**Selected extract:**
Harold Armstrong Wadham

Rank 
Able Seaman
Regiment 
Royal Naval Volunteer Reserve
Date of death 
5 February 1918
Age of death 
24
Address 
48 Castleton Road
Goodmayes
Ilford
IG3 9QR
Address source 
1911 Census
Cemetery / Memorial 
United Kingdom
Biography 

Harold joined Ilford County High School in October 1905 (shortly before his twelfth birthday). He was the son of Samuel George and Harriet Wadham. He lived at 48 Castleton Road, Goodmayes and his father was a collector of rents for the Great Eastern Railway. Previously, Harold had attended Cleveland Road School.

When the war started, Harold was working as a clerk in the Accountant General’s Office at the Admiralty.

Able Seaman Harold Wadham (London/Z/5964) drowned in the loss of his ship, the SS ‘Miguel de Larrinaga’ on 5th February 1918. He is commemorated on the Chatham Naval Memorial.

A two-page tribute to Harold’s ‘chivalrous heroism and noble self-sacrifice’ was included in the Summer 1920 edition of the school magazine, Chronicles. After describing his sense of humour, popularity on the cricket and football field and high position in the Civil Service Examinations, it describes how he died.

**Record extracts:**
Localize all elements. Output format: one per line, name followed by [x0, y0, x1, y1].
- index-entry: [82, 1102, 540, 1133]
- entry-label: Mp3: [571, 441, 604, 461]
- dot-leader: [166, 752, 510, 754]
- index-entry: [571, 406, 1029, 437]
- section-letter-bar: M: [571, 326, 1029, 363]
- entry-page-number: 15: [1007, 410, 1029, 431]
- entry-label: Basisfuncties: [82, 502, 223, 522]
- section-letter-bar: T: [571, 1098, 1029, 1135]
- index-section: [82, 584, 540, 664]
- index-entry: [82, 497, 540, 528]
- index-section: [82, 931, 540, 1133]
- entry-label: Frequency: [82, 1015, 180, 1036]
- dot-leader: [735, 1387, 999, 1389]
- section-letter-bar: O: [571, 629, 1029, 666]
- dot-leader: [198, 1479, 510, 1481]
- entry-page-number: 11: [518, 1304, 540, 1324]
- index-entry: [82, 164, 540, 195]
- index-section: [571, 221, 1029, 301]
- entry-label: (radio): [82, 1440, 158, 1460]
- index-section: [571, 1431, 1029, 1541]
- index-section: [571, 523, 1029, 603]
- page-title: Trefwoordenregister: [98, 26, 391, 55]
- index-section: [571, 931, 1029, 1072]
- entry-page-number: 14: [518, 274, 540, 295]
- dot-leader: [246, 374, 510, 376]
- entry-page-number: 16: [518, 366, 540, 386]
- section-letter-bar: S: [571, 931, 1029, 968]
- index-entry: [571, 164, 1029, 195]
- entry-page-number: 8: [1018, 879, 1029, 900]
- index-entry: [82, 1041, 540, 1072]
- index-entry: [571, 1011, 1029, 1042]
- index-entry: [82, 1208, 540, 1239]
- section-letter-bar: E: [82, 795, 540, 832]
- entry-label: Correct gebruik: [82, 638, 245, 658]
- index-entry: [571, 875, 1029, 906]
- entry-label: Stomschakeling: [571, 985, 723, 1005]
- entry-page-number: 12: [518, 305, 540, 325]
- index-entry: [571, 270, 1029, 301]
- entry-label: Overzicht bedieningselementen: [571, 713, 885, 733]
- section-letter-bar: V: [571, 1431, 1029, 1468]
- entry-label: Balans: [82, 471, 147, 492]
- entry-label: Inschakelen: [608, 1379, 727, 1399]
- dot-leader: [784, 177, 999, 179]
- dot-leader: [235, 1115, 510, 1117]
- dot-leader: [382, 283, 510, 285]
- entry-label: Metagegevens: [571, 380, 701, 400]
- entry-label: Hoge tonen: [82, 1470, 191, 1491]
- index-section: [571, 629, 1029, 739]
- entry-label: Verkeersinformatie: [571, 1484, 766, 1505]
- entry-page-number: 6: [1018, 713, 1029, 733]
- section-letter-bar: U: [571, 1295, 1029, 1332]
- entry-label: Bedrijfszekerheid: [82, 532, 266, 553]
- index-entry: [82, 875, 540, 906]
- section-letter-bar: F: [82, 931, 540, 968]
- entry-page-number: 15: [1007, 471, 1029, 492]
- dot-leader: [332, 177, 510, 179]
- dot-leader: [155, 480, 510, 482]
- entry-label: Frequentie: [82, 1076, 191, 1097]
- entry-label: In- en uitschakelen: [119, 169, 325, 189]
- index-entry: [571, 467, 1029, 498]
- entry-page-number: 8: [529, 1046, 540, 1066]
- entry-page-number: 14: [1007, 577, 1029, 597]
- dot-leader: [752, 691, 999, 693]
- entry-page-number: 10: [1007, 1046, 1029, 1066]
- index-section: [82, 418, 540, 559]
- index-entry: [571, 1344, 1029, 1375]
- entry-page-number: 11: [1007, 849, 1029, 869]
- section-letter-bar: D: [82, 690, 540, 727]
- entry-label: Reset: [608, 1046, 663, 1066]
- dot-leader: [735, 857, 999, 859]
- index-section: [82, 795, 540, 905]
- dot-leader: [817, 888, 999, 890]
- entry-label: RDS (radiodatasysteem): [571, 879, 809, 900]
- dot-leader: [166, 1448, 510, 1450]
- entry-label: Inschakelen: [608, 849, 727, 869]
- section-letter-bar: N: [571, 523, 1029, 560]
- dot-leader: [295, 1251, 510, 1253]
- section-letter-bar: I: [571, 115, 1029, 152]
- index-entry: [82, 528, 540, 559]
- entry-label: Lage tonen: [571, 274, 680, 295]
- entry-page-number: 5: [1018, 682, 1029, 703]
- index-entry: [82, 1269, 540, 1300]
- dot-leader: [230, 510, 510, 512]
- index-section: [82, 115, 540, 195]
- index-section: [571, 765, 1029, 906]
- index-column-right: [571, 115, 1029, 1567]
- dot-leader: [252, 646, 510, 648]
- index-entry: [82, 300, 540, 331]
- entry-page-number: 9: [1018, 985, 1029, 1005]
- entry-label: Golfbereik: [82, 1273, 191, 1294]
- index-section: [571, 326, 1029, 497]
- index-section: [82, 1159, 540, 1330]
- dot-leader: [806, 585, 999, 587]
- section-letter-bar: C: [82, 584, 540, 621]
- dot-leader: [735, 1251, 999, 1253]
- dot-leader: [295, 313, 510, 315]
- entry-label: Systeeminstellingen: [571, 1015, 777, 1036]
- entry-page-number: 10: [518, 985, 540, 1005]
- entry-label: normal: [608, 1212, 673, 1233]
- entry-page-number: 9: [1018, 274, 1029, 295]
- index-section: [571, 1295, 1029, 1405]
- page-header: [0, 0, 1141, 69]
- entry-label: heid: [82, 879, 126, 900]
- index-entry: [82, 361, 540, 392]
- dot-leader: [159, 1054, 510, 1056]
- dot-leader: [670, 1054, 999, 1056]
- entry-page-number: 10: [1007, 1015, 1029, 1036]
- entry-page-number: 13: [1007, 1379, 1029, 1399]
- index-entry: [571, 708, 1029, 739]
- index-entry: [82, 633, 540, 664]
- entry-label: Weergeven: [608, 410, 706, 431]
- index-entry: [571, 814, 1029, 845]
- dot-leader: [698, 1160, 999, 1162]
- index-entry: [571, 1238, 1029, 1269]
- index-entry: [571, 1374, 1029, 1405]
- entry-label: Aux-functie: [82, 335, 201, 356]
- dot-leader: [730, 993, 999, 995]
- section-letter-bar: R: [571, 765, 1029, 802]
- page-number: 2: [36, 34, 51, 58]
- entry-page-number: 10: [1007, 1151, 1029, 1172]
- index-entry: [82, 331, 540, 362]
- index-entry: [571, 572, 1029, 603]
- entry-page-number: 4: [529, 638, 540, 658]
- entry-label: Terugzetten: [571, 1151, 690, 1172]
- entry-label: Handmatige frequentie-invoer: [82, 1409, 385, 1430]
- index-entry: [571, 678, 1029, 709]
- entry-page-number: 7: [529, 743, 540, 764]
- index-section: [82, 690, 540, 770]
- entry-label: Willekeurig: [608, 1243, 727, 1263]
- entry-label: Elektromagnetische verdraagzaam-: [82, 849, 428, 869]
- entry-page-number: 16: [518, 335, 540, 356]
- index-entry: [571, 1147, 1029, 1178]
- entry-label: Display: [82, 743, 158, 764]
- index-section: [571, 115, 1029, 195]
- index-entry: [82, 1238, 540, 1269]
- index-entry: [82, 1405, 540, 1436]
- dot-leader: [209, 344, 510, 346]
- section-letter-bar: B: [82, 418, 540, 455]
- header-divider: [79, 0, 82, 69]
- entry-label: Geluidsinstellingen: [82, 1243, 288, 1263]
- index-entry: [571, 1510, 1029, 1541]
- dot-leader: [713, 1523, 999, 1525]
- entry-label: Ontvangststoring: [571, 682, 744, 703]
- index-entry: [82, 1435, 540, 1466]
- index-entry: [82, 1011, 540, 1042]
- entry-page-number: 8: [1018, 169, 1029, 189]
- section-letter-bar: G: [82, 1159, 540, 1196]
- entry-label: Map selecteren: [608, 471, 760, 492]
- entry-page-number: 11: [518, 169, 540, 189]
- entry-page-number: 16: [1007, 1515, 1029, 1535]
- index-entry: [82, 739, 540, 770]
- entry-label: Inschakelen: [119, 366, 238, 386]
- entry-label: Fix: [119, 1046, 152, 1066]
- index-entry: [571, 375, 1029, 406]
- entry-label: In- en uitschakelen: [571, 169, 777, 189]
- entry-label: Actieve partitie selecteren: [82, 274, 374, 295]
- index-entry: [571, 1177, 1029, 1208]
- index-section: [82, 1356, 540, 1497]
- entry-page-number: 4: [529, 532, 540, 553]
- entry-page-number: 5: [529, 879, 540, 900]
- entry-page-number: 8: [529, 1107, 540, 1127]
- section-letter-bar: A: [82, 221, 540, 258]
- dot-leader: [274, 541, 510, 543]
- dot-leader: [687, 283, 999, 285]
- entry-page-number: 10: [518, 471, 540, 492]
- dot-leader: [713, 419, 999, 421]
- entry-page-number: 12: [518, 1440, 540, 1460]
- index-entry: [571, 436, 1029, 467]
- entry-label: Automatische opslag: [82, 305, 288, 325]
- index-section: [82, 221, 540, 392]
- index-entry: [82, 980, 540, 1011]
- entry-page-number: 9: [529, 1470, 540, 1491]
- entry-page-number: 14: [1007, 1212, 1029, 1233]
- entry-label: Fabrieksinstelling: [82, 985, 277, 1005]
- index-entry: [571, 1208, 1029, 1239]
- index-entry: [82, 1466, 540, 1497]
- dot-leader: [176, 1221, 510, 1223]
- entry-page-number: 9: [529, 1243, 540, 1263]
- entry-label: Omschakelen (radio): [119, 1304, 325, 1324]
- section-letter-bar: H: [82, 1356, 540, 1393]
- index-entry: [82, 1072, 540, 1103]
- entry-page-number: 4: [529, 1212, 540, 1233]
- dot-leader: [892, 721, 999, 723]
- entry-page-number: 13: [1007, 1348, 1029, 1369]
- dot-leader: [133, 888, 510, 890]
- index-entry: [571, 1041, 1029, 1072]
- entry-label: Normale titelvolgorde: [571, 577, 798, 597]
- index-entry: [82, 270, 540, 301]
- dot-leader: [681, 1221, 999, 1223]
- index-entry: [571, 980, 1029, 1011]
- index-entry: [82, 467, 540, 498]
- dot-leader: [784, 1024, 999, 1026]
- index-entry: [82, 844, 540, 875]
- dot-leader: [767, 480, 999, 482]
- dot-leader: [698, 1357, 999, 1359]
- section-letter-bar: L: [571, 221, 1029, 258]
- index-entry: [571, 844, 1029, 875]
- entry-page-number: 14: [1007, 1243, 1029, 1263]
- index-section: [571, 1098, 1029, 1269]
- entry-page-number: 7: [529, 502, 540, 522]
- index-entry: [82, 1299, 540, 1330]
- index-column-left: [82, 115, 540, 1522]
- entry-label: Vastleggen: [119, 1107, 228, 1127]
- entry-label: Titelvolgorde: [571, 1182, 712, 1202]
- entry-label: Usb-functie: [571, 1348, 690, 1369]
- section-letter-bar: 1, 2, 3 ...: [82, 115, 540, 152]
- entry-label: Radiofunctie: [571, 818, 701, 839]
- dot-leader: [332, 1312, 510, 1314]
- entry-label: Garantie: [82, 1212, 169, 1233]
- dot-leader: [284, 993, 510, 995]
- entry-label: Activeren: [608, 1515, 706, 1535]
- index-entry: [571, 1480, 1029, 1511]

**Task item:** Return the passage of the Harold Armstrong Wadham entry from "A two-page tribute" up to and including "how he died.", copied word for word.

**Response area:**
A two-page tribute to Harold’s ‘chivalrous heroism and noble self-sacrifice’ was included in the Summer 1920 edition of the school magazine, Chronicles. After describing his sense of humour, popularity on the cricket and football field and high position in the Civil Service Examinations, it describes how he died.